_EXERCISE PROMPT_
Retype all the records with nothing changed.
[EXERCISE INPUT start]
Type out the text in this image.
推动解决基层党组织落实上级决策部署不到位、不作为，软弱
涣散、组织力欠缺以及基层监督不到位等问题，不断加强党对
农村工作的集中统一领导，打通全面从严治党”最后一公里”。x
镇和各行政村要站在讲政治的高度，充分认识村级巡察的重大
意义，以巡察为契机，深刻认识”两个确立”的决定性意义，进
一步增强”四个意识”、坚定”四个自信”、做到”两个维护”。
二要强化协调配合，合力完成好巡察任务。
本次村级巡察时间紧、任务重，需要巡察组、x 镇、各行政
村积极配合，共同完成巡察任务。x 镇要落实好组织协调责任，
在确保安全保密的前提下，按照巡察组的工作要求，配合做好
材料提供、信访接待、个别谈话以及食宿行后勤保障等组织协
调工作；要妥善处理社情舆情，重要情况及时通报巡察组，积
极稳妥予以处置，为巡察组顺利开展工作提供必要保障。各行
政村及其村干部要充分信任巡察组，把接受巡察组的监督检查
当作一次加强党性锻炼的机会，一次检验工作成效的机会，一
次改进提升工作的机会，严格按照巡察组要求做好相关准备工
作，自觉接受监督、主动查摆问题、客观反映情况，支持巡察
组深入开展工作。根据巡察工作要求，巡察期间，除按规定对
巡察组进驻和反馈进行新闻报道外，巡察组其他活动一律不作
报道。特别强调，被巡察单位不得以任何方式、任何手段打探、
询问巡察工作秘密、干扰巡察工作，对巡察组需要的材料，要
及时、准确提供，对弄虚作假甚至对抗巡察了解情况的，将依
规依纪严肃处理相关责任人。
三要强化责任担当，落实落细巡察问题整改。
[EXERCISE INPUT end]
_WORKED SOLUTION_
Type out the text in this image.
推动解决基层党组织落实上级决策部署不到位、不作为，软弱
涣散、组织力欠缺以及基层监督不到位等问题，不断加强党对
农村工作的集中统一领导，打通全面从严治党”最后一公里”。x
镇和各行政村要站在讲政治的高度，充分认识村级巡察的重大
意义，以巡察为契机，深刻认识”两个确立”的决定性意义，进
一步增强”四个意识”、坚定”四个自信”、做到”两个维护”。
二要强化协调配合，合力完成好巡察任务。
本次村级巡察时间紧、任务重，需要巡察组、x 镇、各行政
村积极配合，共同完成巡察任务。x 镇要落实好组织协调责任，
在确保安全保密的前提下，按照巡察组的工作要求，配合做好
材料提供、信访接待、个别谈话以及食宿行后勤保障等组织协
调工作；要妥善处理社情舆情，重要情况及时通报巡察组，积
极稳妥予以处置，为巡察组顺利开展工作提供必要保障。各行
政村及其村干部要充分信任巡察组，把接受巡察组的监督检查
当作一次加强党性锻炼的机会，一次检验工作成效的机会，一
次改进提升工作的机会，严格按照巡察组要求做好相关准备工
作，自觉接受监督、主动查摆问题、客观反映情况，支持巡察
组深入开展工作。根据巡察工作要求，巡察期间，除按规定对
巡察组进驻和反馈进行新闻报道外，巡察组其他活动一律不作
报道。特别强调，被巡察单位不得以任何方式、任何手段打探、
询问巡察工作秘密、干扰巡察工作，对巡察组需要的材料，要
及时、准确提供，对弄虚作假甚至对抗巡察了解情况的，将依
规依纪严肃处理相关责任人。
三要强化责任担当，落实落细巡察问题整改。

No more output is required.